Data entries
*-*-*

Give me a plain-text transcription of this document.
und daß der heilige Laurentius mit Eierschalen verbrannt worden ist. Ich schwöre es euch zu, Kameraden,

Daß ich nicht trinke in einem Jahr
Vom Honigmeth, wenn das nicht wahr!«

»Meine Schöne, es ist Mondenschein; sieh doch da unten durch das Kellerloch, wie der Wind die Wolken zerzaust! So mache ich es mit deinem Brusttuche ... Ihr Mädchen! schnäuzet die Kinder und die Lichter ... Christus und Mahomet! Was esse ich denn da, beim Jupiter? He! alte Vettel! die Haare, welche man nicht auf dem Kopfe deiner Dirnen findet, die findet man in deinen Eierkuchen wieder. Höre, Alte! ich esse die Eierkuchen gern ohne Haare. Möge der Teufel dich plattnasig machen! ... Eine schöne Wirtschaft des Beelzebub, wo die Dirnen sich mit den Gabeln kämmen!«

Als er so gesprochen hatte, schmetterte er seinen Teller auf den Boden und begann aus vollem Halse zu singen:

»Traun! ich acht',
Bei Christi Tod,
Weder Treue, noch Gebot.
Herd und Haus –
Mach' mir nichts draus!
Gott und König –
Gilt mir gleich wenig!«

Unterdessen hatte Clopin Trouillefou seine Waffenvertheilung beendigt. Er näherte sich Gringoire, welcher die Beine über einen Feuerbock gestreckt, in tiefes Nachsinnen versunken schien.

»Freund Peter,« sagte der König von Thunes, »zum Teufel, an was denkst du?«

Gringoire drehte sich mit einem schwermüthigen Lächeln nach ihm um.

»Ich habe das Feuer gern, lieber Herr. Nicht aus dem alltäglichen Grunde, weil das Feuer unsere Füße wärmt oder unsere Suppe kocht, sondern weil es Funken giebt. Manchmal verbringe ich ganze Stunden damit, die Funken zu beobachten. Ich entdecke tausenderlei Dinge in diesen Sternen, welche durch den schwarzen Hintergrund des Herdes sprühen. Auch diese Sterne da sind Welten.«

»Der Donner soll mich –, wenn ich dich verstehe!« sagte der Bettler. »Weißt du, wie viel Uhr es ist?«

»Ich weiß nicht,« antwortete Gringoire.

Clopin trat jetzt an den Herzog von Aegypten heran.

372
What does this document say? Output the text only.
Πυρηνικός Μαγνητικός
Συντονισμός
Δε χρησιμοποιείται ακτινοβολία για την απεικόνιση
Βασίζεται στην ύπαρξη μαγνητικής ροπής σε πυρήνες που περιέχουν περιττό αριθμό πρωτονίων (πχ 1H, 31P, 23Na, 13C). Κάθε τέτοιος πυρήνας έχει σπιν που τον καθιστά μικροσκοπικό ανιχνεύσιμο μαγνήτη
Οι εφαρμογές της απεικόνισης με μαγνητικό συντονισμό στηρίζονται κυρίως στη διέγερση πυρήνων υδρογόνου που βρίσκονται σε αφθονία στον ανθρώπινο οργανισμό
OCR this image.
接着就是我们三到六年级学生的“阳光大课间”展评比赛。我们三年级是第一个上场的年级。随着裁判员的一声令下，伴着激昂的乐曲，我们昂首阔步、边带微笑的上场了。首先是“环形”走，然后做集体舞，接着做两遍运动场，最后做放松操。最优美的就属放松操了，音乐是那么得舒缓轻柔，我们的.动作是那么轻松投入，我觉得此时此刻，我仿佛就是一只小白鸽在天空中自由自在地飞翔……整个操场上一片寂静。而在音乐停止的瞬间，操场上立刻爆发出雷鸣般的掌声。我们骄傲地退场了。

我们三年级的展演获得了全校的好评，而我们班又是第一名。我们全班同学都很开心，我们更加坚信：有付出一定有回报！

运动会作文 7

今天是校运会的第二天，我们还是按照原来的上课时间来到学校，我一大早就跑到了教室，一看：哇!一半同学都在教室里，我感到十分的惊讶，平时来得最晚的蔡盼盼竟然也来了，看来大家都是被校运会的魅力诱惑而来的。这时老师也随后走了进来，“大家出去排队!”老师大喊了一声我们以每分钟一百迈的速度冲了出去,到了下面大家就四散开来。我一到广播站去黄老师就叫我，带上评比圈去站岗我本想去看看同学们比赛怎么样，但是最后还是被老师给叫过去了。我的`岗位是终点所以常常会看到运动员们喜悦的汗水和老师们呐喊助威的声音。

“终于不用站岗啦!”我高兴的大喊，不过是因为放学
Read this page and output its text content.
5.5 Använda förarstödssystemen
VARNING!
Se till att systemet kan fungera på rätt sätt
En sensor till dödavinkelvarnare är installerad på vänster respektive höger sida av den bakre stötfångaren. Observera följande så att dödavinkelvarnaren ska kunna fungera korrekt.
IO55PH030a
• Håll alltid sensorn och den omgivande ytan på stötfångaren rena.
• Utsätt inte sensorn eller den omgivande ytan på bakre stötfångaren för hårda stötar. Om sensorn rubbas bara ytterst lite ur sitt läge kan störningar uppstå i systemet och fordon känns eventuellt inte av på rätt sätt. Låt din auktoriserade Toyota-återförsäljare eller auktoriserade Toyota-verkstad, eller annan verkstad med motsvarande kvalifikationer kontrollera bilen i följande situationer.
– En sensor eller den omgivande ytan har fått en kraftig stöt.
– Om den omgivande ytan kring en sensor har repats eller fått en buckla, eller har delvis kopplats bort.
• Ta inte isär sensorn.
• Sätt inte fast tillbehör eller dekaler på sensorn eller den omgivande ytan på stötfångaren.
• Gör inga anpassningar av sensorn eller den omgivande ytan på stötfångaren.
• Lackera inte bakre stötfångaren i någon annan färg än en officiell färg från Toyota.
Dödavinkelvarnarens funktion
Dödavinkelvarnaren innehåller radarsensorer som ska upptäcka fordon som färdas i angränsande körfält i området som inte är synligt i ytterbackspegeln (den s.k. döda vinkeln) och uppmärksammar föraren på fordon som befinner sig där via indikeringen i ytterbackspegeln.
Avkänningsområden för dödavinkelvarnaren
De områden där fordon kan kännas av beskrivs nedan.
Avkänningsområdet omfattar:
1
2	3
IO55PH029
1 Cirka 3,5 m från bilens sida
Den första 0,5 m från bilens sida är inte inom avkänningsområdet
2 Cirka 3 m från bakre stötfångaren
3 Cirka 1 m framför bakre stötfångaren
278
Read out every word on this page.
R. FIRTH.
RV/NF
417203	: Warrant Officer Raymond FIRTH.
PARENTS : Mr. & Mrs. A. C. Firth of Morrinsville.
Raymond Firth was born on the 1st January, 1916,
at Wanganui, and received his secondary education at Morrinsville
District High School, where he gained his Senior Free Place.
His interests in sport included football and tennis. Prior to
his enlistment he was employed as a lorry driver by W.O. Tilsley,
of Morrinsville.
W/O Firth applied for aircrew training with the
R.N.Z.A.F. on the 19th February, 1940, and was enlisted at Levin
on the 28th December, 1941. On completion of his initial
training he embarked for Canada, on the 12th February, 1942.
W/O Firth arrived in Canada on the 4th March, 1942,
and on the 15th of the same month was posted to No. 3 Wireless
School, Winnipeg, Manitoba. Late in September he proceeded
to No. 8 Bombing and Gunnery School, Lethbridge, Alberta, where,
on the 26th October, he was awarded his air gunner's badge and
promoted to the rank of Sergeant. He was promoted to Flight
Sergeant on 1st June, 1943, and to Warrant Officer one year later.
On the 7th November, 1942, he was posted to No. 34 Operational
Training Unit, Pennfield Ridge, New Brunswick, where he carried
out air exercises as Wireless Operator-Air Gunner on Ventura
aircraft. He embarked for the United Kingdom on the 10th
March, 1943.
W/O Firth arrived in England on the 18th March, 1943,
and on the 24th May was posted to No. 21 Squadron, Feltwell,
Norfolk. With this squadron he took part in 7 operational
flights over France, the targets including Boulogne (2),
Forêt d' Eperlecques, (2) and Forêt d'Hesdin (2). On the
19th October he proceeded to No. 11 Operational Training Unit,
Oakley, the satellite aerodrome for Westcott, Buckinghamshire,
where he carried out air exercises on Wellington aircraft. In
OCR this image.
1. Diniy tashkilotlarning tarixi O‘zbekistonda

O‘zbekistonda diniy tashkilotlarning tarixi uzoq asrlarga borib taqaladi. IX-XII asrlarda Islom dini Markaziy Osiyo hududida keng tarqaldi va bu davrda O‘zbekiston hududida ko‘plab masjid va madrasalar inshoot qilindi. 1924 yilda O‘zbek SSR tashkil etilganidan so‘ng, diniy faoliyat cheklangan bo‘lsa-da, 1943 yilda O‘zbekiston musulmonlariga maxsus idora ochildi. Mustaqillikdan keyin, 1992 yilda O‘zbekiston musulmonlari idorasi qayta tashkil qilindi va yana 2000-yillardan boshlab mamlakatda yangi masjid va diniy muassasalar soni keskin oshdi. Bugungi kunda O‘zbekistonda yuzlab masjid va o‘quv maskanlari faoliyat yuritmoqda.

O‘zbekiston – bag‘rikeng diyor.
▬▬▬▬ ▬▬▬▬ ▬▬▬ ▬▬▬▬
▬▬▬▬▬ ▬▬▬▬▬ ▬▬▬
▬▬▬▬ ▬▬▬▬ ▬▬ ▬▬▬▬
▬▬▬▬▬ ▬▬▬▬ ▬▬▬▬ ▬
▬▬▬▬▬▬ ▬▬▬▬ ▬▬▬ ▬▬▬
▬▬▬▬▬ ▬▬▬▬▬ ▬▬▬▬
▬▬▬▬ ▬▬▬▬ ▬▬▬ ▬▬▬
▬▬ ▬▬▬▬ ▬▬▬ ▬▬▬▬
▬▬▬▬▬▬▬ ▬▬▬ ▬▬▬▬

*-*-*

• _WHAT THE TASK ASKS_
Which lines include the word "proceeded"? Copy every one of them.

• _SOLUTION_
School, Winnipeg, Manitoba. Late in September he proceeded
19th October he proceeded to No. 11 Operational Training Unit,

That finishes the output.